Task data ▸
--- START ---

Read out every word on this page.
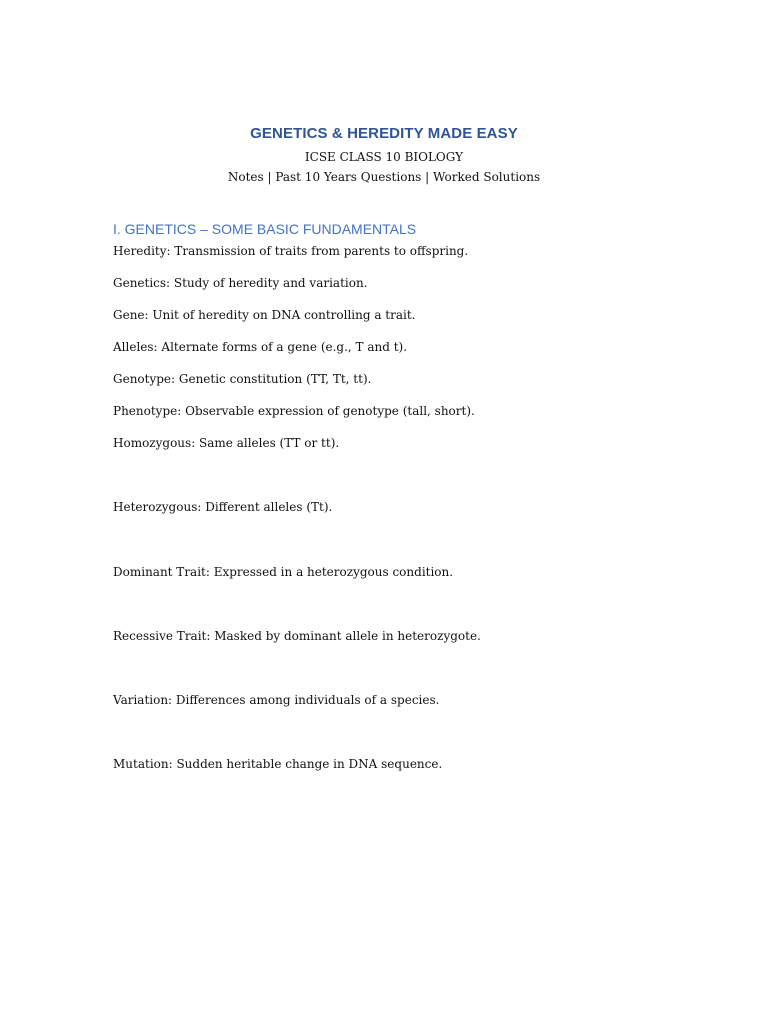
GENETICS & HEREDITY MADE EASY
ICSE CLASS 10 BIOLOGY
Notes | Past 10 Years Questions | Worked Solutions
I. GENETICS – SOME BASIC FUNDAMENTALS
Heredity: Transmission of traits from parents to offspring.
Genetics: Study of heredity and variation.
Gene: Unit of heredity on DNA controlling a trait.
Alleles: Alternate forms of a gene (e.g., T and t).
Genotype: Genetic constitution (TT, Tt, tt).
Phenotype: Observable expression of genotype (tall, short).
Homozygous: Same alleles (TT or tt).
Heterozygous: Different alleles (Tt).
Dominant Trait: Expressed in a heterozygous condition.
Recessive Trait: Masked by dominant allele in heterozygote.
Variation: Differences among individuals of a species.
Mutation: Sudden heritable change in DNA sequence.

--- END ---
--- START ---

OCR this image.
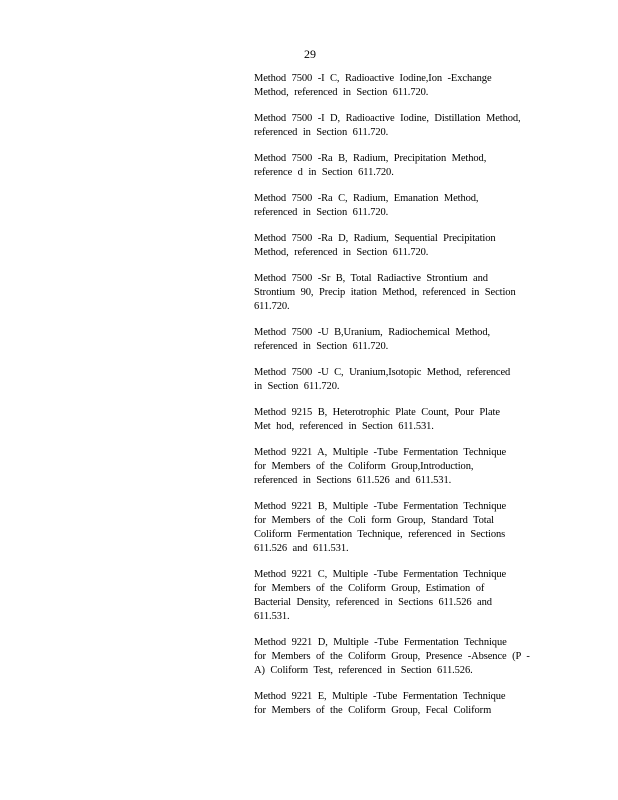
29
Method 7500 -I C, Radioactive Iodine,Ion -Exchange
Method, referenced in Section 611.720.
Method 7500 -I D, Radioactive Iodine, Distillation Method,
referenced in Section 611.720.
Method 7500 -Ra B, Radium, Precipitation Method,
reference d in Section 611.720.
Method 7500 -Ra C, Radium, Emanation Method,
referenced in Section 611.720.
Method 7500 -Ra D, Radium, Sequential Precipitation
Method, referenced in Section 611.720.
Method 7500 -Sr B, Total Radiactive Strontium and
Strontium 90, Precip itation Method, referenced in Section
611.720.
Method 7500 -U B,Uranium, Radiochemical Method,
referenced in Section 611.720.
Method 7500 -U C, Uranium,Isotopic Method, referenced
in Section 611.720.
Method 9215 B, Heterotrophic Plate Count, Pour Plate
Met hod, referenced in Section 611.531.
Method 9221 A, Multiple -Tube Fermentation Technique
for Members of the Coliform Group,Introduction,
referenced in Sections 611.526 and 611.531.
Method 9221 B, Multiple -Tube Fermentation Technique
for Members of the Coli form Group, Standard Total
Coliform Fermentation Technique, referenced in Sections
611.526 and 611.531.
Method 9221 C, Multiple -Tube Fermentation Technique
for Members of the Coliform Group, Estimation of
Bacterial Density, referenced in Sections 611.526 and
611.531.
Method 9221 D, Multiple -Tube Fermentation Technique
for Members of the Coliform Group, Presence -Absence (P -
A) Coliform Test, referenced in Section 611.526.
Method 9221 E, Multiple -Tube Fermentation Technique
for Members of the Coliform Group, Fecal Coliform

--- END ---

Task directions ▸
Scan the material for the word "this". Return every line where it is found.

Problem solution ▸
Read out every word on this page.
OCR this image.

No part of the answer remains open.